### Required work
Look through the data and write out every line with the word "JSON" in it.

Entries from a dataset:
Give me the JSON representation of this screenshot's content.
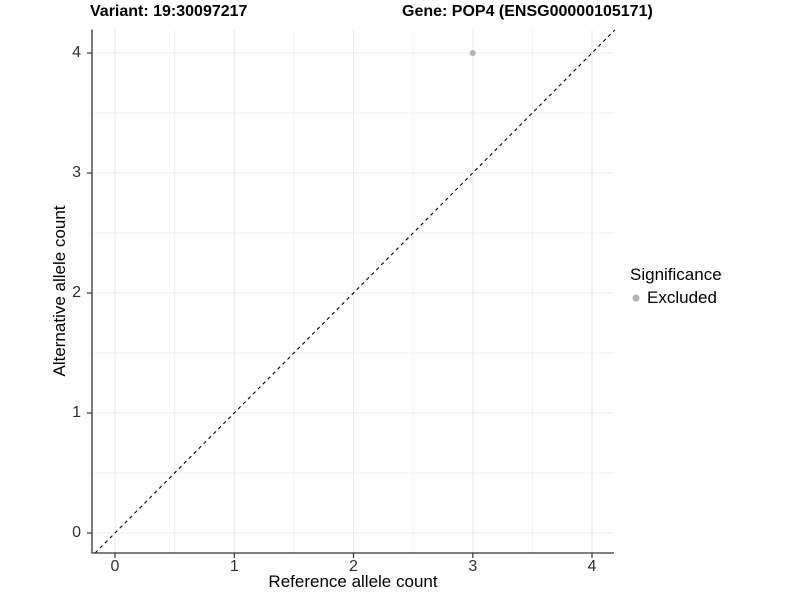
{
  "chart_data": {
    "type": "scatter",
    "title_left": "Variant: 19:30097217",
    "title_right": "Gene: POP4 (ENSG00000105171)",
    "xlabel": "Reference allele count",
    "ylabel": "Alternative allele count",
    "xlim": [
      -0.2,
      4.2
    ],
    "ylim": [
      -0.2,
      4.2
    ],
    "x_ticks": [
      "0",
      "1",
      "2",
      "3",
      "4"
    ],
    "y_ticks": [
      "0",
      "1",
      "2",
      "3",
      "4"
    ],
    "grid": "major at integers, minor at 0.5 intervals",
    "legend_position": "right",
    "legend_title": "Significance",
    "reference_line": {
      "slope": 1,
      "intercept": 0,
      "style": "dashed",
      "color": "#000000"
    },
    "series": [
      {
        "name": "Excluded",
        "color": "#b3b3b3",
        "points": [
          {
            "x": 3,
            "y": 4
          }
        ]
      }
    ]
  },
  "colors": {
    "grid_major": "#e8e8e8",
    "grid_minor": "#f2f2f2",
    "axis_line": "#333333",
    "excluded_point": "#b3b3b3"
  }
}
--
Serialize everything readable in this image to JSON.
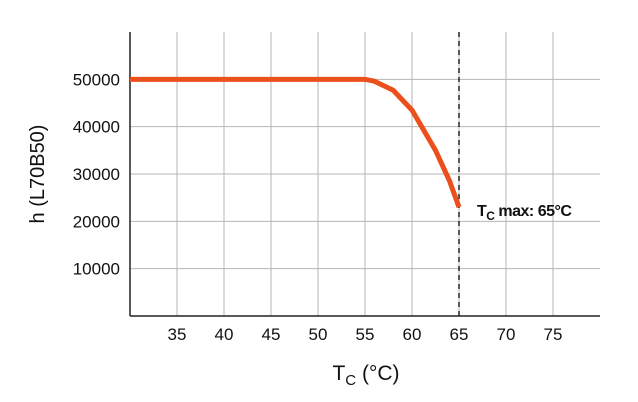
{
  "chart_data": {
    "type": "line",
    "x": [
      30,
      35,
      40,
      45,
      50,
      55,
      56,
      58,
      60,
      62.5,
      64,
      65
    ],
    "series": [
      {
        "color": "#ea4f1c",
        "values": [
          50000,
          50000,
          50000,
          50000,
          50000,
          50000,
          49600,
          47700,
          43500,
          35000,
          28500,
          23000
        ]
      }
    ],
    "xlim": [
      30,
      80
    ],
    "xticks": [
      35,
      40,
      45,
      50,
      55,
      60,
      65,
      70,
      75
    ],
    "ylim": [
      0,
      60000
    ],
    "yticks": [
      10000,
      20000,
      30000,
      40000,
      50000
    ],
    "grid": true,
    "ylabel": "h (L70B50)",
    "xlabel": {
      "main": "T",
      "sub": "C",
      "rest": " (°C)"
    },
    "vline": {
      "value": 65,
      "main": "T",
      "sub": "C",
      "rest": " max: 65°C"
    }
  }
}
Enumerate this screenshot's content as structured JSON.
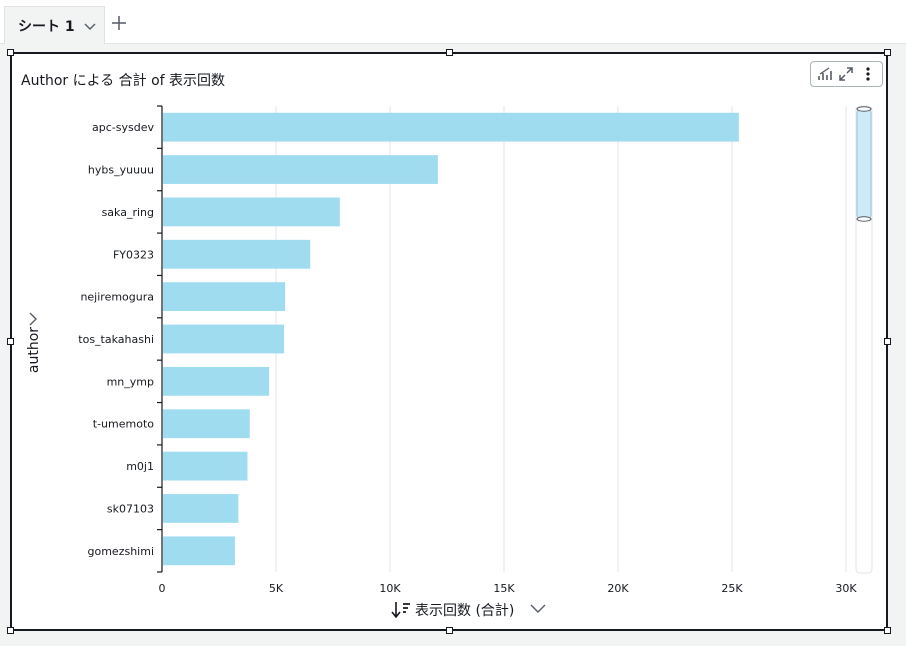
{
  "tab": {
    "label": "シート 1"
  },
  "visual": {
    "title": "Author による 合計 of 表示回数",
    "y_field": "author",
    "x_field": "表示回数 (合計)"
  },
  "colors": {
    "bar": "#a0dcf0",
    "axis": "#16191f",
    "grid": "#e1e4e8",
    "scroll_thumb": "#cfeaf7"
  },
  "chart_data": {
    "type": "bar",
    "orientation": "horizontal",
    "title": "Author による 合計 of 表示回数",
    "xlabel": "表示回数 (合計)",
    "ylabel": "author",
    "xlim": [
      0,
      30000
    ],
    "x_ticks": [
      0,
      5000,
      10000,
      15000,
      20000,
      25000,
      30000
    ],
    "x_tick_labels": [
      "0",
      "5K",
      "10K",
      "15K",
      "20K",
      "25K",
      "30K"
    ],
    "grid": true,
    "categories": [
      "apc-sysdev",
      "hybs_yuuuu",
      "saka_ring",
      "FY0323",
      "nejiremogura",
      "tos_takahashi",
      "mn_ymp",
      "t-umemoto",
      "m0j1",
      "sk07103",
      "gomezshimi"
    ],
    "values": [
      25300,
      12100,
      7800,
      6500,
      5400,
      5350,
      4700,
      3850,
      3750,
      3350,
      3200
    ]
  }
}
---
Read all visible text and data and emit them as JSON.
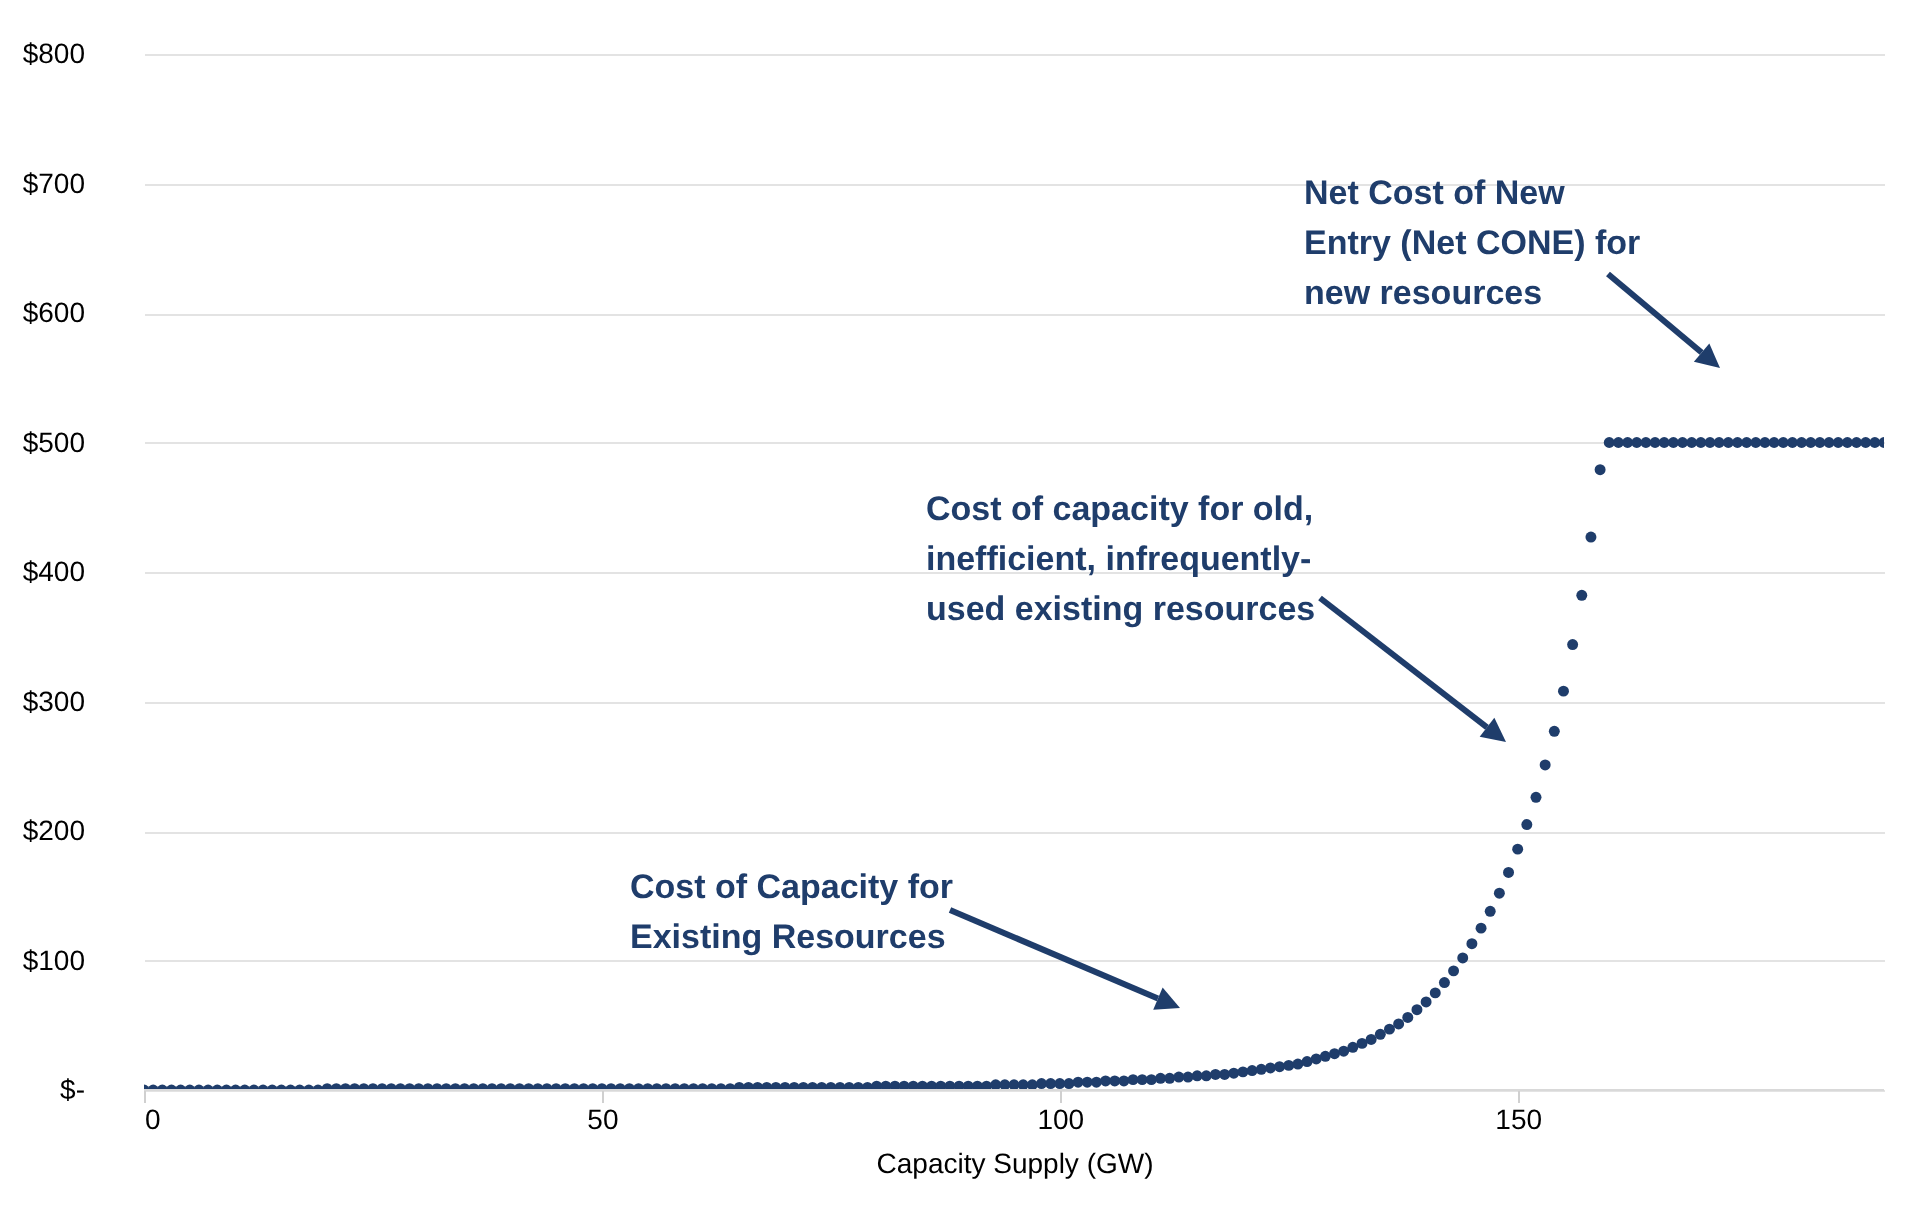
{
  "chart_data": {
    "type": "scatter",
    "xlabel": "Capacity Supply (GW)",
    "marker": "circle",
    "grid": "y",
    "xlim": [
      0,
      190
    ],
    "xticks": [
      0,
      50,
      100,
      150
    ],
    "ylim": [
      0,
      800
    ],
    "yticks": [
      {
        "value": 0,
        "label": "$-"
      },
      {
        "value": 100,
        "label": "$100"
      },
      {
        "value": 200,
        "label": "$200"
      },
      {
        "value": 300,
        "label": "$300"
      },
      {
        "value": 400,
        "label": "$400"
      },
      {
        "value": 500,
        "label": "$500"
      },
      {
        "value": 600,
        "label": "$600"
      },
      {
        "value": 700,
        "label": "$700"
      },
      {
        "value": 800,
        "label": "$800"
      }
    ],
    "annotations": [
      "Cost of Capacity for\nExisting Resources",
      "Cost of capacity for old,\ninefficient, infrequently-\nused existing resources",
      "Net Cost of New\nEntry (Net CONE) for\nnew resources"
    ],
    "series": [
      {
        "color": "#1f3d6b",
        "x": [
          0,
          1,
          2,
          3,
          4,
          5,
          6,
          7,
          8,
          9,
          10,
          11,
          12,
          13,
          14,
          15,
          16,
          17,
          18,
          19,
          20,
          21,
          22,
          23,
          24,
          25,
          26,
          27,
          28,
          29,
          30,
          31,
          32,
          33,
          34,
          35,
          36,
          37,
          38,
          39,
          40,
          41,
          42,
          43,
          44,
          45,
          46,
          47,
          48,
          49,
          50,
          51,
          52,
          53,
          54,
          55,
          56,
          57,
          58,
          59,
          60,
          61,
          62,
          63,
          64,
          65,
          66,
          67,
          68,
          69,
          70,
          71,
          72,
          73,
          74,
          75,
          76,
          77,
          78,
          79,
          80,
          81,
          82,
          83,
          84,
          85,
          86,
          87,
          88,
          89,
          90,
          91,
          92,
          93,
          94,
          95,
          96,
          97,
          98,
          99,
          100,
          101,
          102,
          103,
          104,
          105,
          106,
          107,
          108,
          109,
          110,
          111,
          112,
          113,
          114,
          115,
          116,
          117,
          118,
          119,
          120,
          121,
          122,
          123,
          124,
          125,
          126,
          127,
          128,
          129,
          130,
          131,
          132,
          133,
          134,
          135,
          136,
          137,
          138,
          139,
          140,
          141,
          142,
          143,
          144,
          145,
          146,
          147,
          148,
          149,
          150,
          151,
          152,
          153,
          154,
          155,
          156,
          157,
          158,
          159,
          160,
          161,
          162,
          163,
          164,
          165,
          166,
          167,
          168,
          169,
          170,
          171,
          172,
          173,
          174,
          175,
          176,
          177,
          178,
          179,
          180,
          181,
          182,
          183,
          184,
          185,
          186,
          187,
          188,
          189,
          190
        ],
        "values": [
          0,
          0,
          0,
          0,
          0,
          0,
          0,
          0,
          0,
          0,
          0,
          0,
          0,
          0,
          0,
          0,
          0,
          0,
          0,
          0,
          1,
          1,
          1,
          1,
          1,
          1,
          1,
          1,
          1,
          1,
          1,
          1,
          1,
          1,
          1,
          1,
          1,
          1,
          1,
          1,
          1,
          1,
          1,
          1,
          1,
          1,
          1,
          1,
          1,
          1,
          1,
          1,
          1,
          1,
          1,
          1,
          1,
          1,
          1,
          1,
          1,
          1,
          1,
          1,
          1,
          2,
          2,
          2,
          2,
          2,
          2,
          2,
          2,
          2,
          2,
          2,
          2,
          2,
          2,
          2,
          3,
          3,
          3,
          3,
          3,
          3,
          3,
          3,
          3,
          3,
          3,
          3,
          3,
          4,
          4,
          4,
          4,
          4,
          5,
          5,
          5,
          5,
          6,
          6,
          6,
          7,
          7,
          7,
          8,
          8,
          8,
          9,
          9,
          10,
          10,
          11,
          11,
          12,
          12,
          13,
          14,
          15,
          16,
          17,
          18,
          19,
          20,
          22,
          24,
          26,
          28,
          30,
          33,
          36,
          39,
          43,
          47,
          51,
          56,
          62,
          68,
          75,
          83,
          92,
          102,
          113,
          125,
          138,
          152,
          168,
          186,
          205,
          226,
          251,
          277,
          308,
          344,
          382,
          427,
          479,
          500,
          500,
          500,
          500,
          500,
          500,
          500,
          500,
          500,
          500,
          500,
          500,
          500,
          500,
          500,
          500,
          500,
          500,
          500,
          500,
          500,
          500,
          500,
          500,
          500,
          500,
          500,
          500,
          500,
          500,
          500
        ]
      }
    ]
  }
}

### Task answer
Give me the JSON representation of this screenshot's content.
Serialize everything readable in this image to JSON.
Enumerate this screenshot's content as structured JSON.
Read all visible text and data and emit them as JSON.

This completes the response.